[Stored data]

(begin)

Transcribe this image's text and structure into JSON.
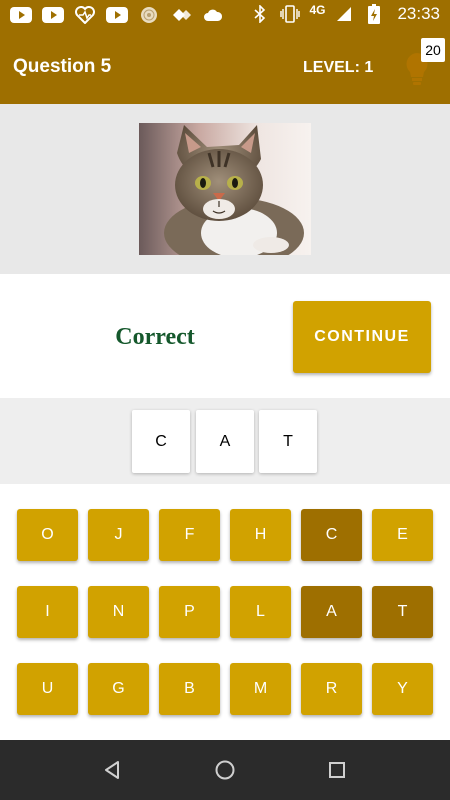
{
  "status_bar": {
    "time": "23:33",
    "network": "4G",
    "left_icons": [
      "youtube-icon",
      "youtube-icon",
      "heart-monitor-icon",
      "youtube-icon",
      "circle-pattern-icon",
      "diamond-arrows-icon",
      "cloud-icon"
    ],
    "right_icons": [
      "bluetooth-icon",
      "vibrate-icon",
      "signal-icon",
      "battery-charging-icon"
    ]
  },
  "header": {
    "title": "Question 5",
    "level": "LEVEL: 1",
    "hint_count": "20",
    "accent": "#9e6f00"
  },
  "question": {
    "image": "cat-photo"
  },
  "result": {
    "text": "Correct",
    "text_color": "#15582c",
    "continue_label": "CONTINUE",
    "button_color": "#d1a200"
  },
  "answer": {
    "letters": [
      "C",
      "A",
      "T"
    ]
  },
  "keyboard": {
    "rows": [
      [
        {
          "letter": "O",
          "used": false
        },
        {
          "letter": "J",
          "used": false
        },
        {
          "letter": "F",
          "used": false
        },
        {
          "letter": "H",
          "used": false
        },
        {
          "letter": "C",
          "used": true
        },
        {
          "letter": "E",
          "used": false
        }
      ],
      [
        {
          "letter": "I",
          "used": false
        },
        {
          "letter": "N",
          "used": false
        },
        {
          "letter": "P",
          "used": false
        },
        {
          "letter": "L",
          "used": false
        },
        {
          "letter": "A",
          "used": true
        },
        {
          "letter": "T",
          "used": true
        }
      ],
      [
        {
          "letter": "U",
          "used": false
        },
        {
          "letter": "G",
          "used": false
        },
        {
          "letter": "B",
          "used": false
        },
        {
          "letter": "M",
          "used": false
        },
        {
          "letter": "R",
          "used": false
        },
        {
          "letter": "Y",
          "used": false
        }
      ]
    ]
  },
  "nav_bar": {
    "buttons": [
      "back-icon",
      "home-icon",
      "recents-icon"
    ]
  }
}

(end)
(begin)

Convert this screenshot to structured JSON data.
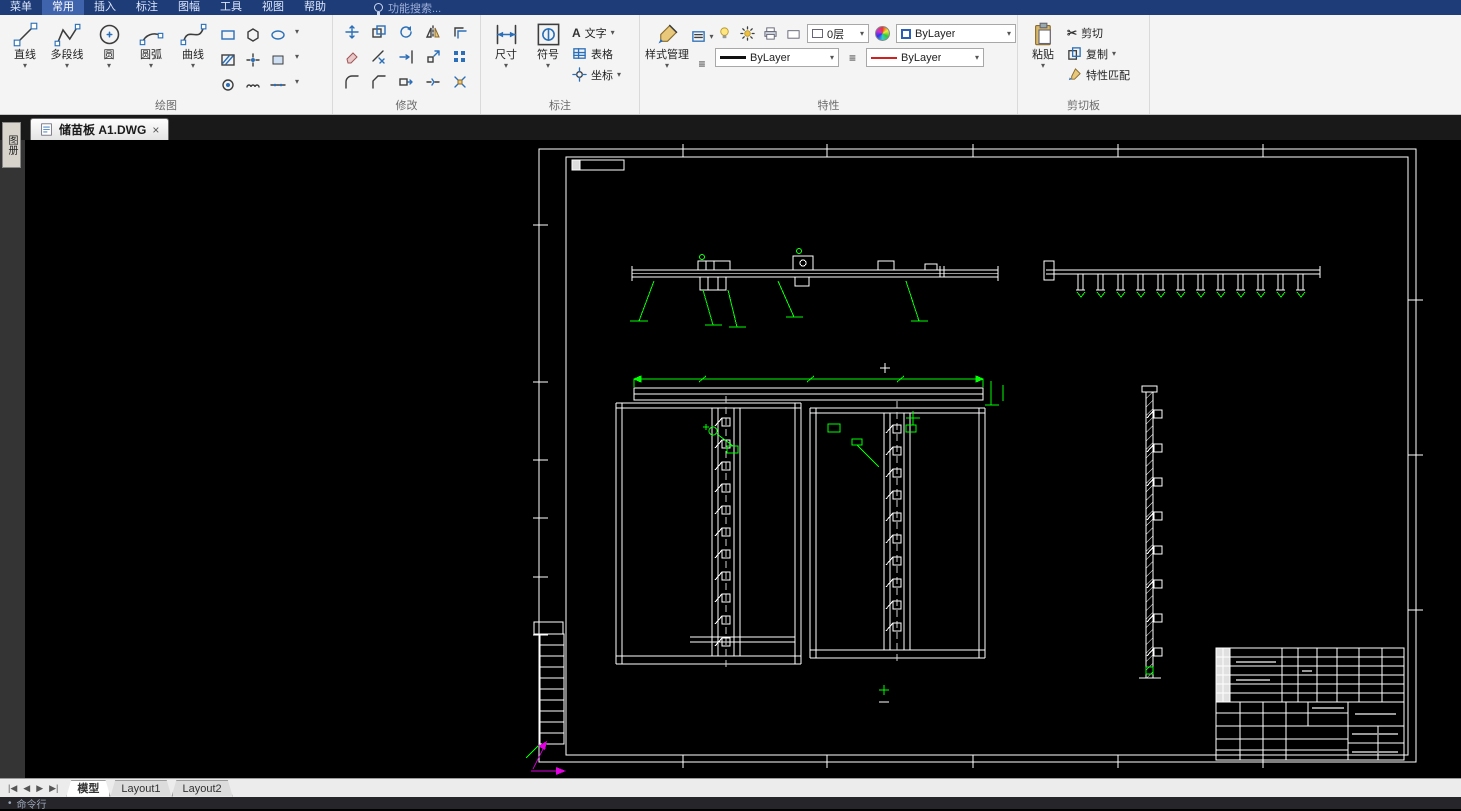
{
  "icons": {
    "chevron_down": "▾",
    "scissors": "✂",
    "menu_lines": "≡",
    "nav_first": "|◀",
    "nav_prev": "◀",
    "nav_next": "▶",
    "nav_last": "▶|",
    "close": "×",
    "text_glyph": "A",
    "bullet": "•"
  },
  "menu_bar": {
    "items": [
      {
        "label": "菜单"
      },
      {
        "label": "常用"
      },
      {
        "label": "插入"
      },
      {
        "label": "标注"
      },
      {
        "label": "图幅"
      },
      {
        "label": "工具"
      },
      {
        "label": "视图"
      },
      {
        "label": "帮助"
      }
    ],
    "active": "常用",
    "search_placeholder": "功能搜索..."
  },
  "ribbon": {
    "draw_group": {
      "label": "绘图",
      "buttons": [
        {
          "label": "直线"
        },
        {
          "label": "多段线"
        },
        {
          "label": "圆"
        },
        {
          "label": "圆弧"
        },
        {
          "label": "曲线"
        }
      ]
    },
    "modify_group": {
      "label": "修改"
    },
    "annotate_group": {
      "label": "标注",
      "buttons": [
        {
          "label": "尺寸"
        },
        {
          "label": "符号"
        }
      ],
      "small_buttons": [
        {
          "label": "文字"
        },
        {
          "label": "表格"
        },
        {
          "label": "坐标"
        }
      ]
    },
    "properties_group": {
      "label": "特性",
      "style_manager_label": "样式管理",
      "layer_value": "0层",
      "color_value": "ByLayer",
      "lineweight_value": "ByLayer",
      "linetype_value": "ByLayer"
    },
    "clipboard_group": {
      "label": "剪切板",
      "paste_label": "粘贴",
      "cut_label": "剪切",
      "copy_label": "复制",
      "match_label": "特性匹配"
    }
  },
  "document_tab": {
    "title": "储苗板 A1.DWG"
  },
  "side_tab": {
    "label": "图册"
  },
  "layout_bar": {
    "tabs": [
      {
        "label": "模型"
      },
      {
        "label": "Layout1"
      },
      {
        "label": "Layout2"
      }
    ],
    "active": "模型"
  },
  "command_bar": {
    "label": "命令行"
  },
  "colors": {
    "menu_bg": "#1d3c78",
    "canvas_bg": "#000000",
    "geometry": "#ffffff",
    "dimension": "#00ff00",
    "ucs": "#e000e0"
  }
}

(end)

__Aim of the task__
Across the entries above, how many lines contain "image"? Provide only the count.

__Written response__
2